* BEGIN TASK DATA *

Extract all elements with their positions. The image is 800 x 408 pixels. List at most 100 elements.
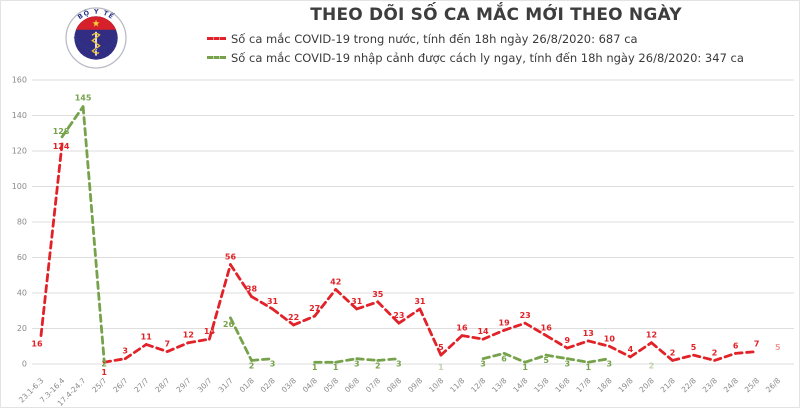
data-label-imported: 128 xyxy=(53,127,70,136)
series-segment-domestic xyxy=(207,263,232,341)
x-axis-tick-label: 01/8 xyxy=(238,376,256,394)
y-axis-tick-label: 40 xyxy=(17,289,27,298)
x-axis-tick-label: 25/8 xyxy=(743,376,761,394)
data-label-imported: 1 xyxy=(312,363,318,372)
x-axis-tick-label: 20/8 xyxy=(638,376,656,394)
series-segment-imported xyxy=(376,357,401,362)
x-axis-tick-label: 08/8 xyxy=(385,376,403,394)
data-label-domestic: 2 xyxy=(670,348,676,357)
series-segment-domestic xyxy=(607,344,632,359)
data-label-domestic: 27 xyxy=(309,304,320,313)
y-axis-tick-label: 140 xyxy=(12,111,27,120)
series-segment-domestic xyxy=(165,341,190,353)
x-axis-tick-label: 10/8 xyxy=(427,376,445,394)
data-label-domestic: 4 xyxy=(628,345,634,354)
x-axis-tick-label: 11/8 xyxy=(448,376,466,394)
data-label-imported: 1 xyxy=(438,363,444,372)
green-dash-icon xyxy=(207,56,226,59)
data-label-domestic: 5 xyxy=(438,343,444,352)
y-axis-tick-label: 100 xyxy=(12,182,27,191)
star-icon: ★ xyxy=(92,19,100,30)
data-label-domestic: 13 xyxy=(583,329,594,338)
series-segment-imported xyxy=(250,357,274,362)
data-label-domestic: 31 xyxy=(414,297,426,306)
data-label-domestic: 23 xyxy=(393,311,404,320)
data-label-imported: 3 xyxy=(354,360,360,369)
series-segment-domestic xyxy=(671,353,695,362)
series-segment-domestic xyxy=(713,351,738,362)
data-label-domestic: 42 xyxy=(330,277,341,286)
data-label-domestic: 16 xyxy=(31,340,43,349)
x-axis-tick-label: 16/8 xyxy=(553,376,571,394)
series-segment-domestic xyxy=(586,339,611,348)
chart-header: THEO DÕI SỐ CA MẮC MỚI THEO NGÀY Số ca m… xyxy=(201,5,791,67)
series-segment-imported xyxy=(502,351,527,364)
data-label-domestic: 124 xyxy=(53,142,70,151)
series-segment-imported xyxy=(586,357,611,364)
series-segment-domestic xyxy=(376,300,401,325)
x-axis-tick-label: 24/8 xyxy=(722,376,740,394)
legend-item-domestic: Số ca mắc COVID-19 trong nước, tính đến … xyxy=(207,29,791,48)
x-axis-tick-label: 05/8 xyxy=(322,376,340,394)
data-label-imported: 145 xyxy=(75,94,92,103)
data-label-domestic: 31 xyxy=(267,297,279,306)
series-segment-domestic xyxy=(355,300,380,311)
series-segment-domestic xyxy=(123,343,148,361)
chart-title: THEO DÕI SỐ CA MẮC MỚI THEO NGÀY xyxy=(310,5,682,25)
data-label-domestic: 35 xyxy=(372,290,384,299)
data-label-domestic: 38 xyxy=(246,285,258,294)
snake-icon xyxy=(91,32,101,54)
series-segment-domestic xyxy=(229,263,253,298)
series-segment-imported xyxy=(565,357,590,364)
x-axis-tick-label: 21/8 xyxy=(659,376,677,394)
data-label-domestic: 1 xyxy=(101,368,107,377)
data-label-imported: 1 xyxy=(522,363,528,372)
data-label-domestic: 16 xyxy=(456,324,468,333)
x-axis-tick-label: 02/8 xyxy=(259,376,277,394)
data-label-domestic: 7 xyxy=(754,340,760,349)
x-axis-tick-label: 17/8 xyxy=(574,376,592,394)
series-segment-domestic xyxy=(418,307,443,357)
series-segment-domestic xyxy=(397,307,422,325)
series-segment-domestic xyxy=(734,350,759,355)
series-segment-imported xyxy=(229,316,253,362)
data-label-imported: 5 xyxy=(543,356,549,365)
data-label-domestic: 31 xyxy=(351,297,363,306)
x-axis-tick-label: 06/8 xyxy=(343,376,361,394)
data-label-imported: 3 xyxy=(396,360,402,369)
data-label-domestic: 22 xyxy=(288,313,299,322)
data-label-imported: 26 xyxy=(223,320,235,329)
data-label-imported: 3 xyxy=(564,360,570,369)
data-label-imported: 3 xyxy=(480,360,486,369)
series-segment-domestic xyxy=(102,357,127,364)
data-label-imported: 3 xyxy=(607,360,613,369)
data-label-domestic: 19 xyxy=(499,318,511,327)
data-label-domestic: 23 xyxy=(520,311,531,320)
data-label-domestic: 5 xyxy=(775,343,781,352)
x-axis-tick-label: 18/8 xyxy=(595,376,613,394)
x-axis-tick-label: 19/8 xyxy=(617,376,635,394)
x-axis-tick-label: 15/8 xyxy=(532,376,550,394)
series-segment-domestic xyxy=(271,307,296,327)
data-label-imported: 2 xyxy=(249,361,255,370)
data-label-imported: 1 xyxy=(586,363,592,372)
ministry-of-health-logo: ★ BỘ Y TẾ MINISTRY OF HEALTH xyxy=(65,7,127,69)
series-segment-domestic xyxy=(250,295,274,311)
data-label-domestic: 12 xyxy=(183,331,194,340)
x-axis-tick-label: 30/7 xyxy=(196,376,214,394)
data-label-domestic: 10 xyxy=(604,334,616,343)
data-label-domestic: 11 xyxy=(141,332,153,341)
series-segment-imported xyxy=(334,357,359,364)
series-segment-domestic xyxy=(692,353,716,362)
data-label-imported: 2 xyxy=(375,361,381,370)
red-dash-icon xyxy=(207,37,226,40)
data-label-domestic: 9 xyxy=(564,336,570,345)
series-segment-domestic xyxy=(334,288,359,311)
series-segment-domestic xyxy=(292,314,317,327)
legend-label-domestic: Số ca mắc COVID-19 trong nước, tính đến … xyxy=(231,31,638,46)
y-axis-tick-label: 0 xyxy=(22,360,27,369)
data-label-domestic: 7 xyxy=(165,340,171,349)
legend-label-imported: Số ca mắc COVID-19 nhập cảnh được cách l… xyxy=(231,50,744,65)
chart-legend: Số ca mắc COVID-19 trong nước, tính đến … xyxy=(201,29,791,67)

* END TASK DATA *

Locate each line in the material above that contains the string "dash", and copy those lines out.

_CORRECT OUTPUT_.
green-dash-icon xyxy=(207,56,226,59)
red-dash-icon xyxy=(207,37,226,40)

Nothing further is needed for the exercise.